■ GIVEN INSTRUCTION A ■
Copy these rows verbatim, beginning at the row that contains "chevron-down-icon: ▾ bbox=[593, 98, 597, 104]" and ending after the row that contains "ruler-icon-base bbox=[573, 66, 585, 70]".

■ PASSAGE ■
========================================

Yuanmousaurus was estimated to be approximately 17 meters (56 ft) in length. The skull is missing, while the neck is known only from a fragment of a posterior cervical vertebra. This fragment indicates elongated neck vertebrae, similar to those of mamenchisaurid sauropods, but unlike the much shorter neck vertebrae of the more basal Shunosaurus. From the trunk and tail, nine dorsal, three sacral and seven caudal vertebrae were found. While the shoulder and pelvic girdles are missing with the exception of one ilium, the limbs are better known, including the humerus, ulna, radius, thigh bone, tibia, fibula, astragalus, and a claw from the hind foot. The forelimbs were proportionally longer than in the shortnecked Shunosaurus, but shorter than in Omeisaurus: the length ratio between humerus and thigh bone was 0.72 in Yuanmousaurus, while it was 0.56 in Shunosaurus and 0.80 in Omeisaurus.

========================================

■ INPUT RECORDS ■

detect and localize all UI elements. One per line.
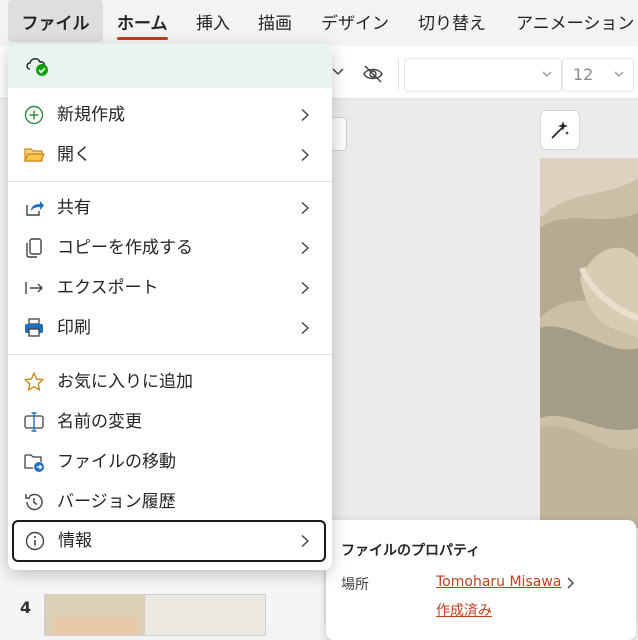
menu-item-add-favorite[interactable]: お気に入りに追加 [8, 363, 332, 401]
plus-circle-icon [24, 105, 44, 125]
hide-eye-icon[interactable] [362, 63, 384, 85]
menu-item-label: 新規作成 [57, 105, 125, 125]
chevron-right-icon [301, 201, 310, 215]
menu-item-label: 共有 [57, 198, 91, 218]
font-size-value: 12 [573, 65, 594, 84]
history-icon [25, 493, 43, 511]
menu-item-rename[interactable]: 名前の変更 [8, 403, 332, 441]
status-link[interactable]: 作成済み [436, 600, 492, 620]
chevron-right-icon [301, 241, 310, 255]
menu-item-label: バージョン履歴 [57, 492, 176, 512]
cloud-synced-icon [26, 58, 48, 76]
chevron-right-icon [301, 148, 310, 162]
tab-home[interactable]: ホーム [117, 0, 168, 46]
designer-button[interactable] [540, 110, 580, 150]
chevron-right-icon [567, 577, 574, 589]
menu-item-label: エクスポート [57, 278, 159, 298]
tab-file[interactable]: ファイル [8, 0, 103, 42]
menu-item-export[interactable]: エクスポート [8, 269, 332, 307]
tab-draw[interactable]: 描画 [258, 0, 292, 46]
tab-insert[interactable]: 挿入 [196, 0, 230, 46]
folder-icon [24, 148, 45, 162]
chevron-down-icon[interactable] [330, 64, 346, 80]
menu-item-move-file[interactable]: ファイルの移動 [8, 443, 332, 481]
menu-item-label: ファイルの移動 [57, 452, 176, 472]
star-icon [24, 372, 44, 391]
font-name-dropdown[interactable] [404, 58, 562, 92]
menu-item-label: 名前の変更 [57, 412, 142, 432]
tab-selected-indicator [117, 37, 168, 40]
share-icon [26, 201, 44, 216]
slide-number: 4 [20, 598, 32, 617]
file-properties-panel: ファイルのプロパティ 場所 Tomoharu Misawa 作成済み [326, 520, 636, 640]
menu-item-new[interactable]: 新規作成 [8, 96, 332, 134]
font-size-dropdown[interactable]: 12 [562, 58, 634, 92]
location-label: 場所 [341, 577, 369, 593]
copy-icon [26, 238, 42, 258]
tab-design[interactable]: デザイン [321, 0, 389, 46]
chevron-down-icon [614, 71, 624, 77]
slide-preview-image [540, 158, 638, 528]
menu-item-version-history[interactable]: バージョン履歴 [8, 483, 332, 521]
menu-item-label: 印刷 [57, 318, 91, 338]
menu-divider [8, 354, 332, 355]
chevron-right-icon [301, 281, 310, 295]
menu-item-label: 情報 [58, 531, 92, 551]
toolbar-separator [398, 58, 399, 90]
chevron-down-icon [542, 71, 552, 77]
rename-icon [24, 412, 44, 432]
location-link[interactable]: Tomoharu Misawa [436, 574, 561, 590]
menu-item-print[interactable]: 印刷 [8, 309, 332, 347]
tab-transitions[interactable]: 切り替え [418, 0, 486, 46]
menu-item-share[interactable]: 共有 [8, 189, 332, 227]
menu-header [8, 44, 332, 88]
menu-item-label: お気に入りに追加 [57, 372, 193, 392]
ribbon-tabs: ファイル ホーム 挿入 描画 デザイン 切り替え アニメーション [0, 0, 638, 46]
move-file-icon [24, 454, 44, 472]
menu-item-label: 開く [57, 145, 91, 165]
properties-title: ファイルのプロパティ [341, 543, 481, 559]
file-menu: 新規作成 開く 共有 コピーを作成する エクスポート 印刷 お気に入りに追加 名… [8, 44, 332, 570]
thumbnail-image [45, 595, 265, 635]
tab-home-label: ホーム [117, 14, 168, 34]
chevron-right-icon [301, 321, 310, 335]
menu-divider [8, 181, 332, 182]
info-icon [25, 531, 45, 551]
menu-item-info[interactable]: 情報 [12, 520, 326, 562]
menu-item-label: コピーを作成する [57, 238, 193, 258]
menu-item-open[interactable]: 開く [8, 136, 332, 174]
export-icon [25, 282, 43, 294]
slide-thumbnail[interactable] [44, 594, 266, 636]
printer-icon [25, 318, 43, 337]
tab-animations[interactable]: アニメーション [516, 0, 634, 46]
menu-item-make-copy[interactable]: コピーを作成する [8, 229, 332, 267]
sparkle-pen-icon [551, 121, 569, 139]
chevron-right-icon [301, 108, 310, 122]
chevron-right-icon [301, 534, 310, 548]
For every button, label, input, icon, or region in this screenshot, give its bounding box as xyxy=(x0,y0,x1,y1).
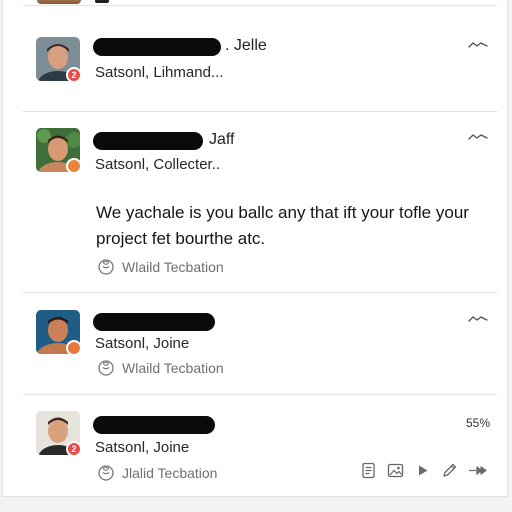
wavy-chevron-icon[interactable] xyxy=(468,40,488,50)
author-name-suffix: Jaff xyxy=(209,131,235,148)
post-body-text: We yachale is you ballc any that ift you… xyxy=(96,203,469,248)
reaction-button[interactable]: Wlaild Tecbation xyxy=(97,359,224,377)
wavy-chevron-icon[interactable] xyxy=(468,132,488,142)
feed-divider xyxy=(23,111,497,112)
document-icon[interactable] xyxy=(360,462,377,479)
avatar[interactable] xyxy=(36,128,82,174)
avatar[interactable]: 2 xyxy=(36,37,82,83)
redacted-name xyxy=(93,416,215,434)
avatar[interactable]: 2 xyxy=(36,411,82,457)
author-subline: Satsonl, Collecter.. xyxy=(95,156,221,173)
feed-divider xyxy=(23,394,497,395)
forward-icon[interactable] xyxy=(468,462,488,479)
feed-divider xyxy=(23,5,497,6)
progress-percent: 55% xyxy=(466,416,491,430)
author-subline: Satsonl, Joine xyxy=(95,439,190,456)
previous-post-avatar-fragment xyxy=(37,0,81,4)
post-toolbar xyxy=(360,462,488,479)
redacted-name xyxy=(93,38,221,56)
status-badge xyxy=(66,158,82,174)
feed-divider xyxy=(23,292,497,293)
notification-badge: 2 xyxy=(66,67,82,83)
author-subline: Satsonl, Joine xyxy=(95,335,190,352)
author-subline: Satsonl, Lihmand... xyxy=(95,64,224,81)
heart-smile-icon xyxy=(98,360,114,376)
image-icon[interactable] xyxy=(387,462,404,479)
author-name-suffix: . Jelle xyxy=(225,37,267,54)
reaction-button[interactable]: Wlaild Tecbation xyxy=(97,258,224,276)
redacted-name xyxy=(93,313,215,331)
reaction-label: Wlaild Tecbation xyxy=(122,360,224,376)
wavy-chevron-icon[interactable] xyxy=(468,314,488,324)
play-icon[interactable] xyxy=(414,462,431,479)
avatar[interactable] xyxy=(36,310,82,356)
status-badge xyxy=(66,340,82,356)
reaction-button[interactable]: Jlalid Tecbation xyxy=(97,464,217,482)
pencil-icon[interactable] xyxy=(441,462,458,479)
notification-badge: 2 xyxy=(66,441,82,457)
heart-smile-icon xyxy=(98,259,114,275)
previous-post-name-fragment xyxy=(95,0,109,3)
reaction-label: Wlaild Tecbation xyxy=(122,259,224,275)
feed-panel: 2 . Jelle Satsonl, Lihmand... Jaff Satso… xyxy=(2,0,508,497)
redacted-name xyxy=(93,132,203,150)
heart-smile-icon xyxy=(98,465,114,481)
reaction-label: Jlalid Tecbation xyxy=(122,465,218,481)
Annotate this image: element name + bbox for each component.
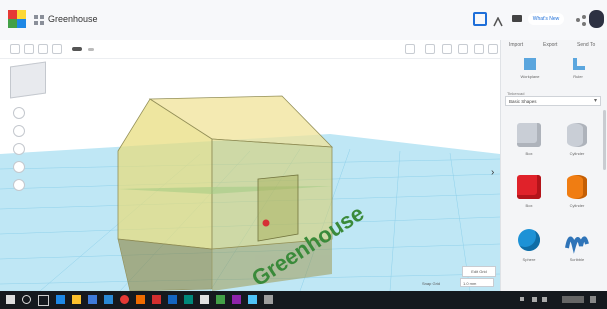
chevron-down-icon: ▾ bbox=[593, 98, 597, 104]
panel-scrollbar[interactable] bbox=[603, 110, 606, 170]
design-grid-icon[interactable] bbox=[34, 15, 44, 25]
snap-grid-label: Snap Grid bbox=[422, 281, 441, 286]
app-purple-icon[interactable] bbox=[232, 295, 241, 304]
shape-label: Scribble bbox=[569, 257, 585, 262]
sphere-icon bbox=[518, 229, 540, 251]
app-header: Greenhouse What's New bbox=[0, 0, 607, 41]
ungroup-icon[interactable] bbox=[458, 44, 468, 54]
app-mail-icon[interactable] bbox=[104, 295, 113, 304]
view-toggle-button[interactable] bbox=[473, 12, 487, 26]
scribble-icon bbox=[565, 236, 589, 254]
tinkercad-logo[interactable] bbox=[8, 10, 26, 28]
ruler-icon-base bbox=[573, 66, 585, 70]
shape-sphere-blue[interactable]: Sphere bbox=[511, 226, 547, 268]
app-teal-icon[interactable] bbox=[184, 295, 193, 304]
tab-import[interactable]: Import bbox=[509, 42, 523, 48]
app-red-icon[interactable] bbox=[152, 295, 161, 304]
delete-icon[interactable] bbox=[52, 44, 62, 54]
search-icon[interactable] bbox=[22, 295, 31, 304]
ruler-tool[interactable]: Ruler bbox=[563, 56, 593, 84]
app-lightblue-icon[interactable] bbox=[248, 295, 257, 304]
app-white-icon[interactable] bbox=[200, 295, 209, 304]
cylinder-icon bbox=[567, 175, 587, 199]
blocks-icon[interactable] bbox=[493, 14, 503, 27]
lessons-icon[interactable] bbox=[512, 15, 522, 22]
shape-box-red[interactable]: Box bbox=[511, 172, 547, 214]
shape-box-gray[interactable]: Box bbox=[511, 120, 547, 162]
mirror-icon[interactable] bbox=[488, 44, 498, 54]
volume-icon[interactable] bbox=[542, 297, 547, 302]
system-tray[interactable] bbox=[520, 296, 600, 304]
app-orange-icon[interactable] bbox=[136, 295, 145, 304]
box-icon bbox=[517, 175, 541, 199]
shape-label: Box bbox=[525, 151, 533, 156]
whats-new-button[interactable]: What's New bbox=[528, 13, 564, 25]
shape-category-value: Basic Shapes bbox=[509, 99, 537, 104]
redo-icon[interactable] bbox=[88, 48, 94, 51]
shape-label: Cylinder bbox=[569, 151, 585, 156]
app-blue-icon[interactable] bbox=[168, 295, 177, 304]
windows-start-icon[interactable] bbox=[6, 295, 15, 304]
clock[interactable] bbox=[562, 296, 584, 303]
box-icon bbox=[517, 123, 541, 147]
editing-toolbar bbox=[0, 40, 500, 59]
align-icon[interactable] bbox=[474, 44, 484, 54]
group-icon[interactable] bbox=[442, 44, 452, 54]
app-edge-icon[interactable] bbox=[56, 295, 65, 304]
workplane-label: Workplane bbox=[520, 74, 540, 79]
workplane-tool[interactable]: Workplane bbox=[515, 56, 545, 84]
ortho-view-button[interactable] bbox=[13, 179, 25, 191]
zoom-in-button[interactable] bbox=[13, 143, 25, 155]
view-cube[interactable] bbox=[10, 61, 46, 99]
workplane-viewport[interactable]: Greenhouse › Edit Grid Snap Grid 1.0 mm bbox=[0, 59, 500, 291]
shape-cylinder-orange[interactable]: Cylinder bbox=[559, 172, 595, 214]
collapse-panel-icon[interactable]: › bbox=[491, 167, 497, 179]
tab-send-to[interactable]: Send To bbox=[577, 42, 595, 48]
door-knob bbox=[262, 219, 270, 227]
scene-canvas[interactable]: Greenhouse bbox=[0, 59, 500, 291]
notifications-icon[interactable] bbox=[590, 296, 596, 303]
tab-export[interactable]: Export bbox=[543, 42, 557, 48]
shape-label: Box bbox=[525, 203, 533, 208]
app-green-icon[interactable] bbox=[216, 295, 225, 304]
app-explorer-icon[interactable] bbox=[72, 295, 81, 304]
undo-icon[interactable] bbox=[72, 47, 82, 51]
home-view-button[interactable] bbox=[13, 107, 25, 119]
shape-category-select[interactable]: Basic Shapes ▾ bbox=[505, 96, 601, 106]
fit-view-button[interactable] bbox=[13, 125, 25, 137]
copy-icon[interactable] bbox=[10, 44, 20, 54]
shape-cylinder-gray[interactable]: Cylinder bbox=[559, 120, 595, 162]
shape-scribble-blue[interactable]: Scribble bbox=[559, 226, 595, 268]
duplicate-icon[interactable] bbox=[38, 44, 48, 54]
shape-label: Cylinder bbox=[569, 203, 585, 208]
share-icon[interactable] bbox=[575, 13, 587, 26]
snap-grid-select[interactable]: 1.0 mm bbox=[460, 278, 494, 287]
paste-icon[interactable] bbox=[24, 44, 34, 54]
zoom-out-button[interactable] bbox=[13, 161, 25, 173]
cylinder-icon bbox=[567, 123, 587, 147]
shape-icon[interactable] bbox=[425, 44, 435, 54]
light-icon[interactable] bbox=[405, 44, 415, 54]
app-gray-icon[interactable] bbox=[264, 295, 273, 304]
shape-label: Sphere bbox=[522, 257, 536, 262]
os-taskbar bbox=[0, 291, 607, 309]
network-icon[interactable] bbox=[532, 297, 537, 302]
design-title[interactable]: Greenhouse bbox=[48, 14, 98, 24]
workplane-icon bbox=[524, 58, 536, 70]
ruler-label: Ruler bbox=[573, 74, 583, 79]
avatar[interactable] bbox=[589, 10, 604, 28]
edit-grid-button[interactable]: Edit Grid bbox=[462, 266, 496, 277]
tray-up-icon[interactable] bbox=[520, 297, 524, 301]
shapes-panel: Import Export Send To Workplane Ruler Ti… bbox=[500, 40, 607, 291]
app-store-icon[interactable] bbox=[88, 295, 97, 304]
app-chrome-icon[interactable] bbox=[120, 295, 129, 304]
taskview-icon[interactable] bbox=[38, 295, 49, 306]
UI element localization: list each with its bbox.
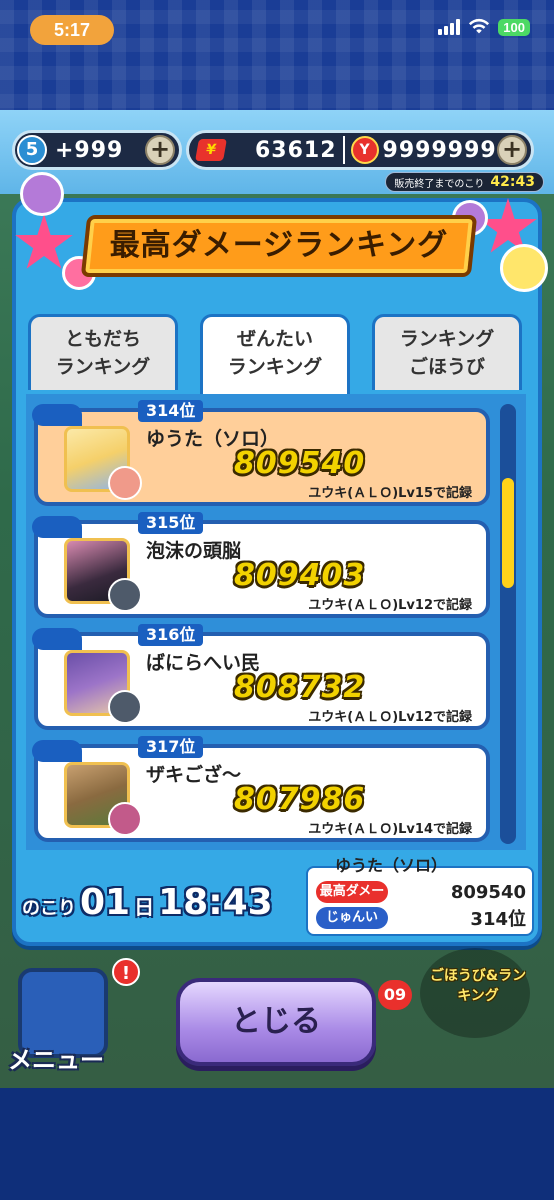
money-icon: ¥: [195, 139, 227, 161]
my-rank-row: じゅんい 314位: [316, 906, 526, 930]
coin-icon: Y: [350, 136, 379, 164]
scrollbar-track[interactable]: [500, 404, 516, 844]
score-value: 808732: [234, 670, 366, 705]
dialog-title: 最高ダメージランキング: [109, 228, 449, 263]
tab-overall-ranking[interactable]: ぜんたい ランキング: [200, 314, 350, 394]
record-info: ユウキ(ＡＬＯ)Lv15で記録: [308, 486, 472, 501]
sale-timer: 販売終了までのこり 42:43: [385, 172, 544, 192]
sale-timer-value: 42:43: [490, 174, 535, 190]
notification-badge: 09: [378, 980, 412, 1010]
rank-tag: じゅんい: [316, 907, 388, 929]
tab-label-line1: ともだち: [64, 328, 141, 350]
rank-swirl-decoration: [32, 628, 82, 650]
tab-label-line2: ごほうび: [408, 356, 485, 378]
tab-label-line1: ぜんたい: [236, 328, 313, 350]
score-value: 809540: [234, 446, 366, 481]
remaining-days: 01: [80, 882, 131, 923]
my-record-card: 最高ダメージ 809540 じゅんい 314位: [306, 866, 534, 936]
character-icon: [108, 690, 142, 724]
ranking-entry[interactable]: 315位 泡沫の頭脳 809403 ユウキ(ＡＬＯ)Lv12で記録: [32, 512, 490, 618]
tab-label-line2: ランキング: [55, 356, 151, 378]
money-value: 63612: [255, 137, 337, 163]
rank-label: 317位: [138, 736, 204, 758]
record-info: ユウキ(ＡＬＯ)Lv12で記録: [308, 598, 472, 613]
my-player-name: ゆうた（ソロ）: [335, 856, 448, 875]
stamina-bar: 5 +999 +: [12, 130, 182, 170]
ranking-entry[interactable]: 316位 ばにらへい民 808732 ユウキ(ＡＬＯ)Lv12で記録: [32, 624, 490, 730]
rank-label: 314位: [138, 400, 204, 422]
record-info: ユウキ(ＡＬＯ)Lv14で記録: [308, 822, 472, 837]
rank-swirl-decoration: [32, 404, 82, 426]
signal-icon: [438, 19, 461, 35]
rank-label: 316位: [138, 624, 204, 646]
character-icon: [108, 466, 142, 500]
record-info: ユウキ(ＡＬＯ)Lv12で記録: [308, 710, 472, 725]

========================================

■ GIVEN INSTRUCTION B ■
Answer the following from the Yuanmousaurus passage:
(i) What was the estimated length of Yuanmousaurus?
(ii) How many dorsal vertebrae were found?
(iii) What was the length ratio between humerus and thigh bone in Omeisaurus?

■ FULL SOLUTION A ■
chevron-down-icon: ▾ bbox=[593, 98, 597, 104]
panel-scrollbar[interactable] bbox=[603, 110, 606, 170]
design-grid-icon[interactable] bbox=[34, 15, 44, 25]
snap-grid-label: Snap Grid bbox=[422, 281, 441, 286]
app-purple-icon[interactable] bbox=[232, 295, 241, 304]
shape-label: Scribble bbox=[569, 257, 585, 262]
sphere-icon bbox=[518, 229, 540, 251]
app-header: Greenhouse What's New bbox=[0, 0, 607, 41]
ungroup-icon[interactable] bbox=[458, 44, 468, 54]
app-mail-icon[interactable] bbox=[104, 295, 113, 304]
view-toggle-button[interactable] bbox=[473, 12, 487, 26]
scribble-icon bbox=[565, 236, 589, 254]
tinkercad-logo[interactable] bbox=[8, 10, 26, 28]
ruler-icon-base bbox=[573, 66, 585, 70]

■ FULL SOLUTION B ■
(i) Approximately 17 meters (56 ft)
(ii) Nine
(iii) 0.80